** start of PROVIDED ENTRIES **
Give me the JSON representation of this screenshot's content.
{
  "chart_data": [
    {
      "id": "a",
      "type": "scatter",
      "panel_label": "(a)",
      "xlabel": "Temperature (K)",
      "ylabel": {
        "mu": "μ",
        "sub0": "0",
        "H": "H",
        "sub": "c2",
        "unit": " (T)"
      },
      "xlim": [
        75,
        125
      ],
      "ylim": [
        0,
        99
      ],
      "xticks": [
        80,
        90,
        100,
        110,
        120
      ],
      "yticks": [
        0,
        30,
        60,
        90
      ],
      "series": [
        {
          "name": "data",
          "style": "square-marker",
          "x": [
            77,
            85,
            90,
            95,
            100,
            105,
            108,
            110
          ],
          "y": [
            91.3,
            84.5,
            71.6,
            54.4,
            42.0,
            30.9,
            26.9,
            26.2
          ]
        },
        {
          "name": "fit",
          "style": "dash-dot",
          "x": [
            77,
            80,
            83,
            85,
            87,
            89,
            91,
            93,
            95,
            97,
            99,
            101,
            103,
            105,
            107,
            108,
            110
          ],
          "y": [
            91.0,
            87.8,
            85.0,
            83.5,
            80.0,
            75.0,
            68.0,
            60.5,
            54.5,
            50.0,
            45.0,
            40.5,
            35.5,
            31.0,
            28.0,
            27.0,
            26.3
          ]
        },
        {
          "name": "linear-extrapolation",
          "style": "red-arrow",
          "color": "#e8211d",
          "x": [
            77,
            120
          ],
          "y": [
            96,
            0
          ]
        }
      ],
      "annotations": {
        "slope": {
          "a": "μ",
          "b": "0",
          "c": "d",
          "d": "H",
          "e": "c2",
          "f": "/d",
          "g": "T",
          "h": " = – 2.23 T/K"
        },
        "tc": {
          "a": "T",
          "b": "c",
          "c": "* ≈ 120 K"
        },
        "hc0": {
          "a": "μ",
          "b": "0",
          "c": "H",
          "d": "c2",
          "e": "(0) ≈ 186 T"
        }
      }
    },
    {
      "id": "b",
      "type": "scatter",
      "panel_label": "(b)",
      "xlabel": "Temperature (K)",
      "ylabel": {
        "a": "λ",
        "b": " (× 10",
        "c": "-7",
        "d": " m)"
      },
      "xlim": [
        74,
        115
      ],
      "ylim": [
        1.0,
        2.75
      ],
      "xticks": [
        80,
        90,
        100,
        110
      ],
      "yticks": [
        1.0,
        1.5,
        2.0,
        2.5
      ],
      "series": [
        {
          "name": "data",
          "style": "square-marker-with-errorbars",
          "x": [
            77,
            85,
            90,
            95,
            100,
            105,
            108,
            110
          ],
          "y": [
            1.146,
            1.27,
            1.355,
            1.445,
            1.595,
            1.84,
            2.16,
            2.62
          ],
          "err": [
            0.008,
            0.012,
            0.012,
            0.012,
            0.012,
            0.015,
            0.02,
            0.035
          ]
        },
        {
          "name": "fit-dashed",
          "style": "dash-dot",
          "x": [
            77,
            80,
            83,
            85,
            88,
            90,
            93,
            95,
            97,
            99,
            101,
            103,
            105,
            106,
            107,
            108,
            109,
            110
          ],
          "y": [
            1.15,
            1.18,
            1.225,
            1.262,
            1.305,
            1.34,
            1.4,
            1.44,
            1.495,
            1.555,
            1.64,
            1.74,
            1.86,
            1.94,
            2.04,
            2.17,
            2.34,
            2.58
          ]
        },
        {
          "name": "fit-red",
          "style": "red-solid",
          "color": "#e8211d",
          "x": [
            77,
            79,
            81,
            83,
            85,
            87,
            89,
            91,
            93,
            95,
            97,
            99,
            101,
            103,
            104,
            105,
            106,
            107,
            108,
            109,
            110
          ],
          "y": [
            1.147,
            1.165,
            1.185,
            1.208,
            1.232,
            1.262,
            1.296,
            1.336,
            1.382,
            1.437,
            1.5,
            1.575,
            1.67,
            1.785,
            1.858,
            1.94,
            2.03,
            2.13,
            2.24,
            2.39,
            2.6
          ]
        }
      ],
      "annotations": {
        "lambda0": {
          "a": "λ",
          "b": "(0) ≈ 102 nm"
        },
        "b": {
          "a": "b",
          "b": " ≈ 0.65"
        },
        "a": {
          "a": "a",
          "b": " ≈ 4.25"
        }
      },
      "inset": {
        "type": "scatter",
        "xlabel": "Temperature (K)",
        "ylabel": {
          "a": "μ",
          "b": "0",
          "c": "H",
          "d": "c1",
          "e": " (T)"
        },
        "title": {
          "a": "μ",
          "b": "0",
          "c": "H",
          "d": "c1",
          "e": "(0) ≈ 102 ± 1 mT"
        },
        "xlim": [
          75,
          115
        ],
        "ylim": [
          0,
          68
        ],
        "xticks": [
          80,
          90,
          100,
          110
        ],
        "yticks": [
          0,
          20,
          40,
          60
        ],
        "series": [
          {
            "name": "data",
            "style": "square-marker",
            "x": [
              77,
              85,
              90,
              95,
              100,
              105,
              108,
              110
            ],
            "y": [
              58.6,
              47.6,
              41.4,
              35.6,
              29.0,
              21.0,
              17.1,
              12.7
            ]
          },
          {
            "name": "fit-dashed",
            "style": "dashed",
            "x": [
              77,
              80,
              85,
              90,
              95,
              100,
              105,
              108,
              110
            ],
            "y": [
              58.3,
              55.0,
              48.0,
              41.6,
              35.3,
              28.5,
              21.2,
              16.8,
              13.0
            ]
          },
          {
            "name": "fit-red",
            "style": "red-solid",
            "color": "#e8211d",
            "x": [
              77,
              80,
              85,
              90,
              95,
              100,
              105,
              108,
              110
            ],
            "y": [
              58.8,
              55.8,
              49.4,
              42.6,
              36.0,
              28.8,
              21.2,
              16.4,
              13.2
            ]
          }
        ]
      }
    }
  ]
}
** end of PROVIDED ENTRIES **
BRIEF ->
Pull every line containing the word "marker" out of the material.

WRITTEN REPLY ->
          "style": "square-marker",
          "style": "square-marker-with-errorbars",
            "style": "square-marker",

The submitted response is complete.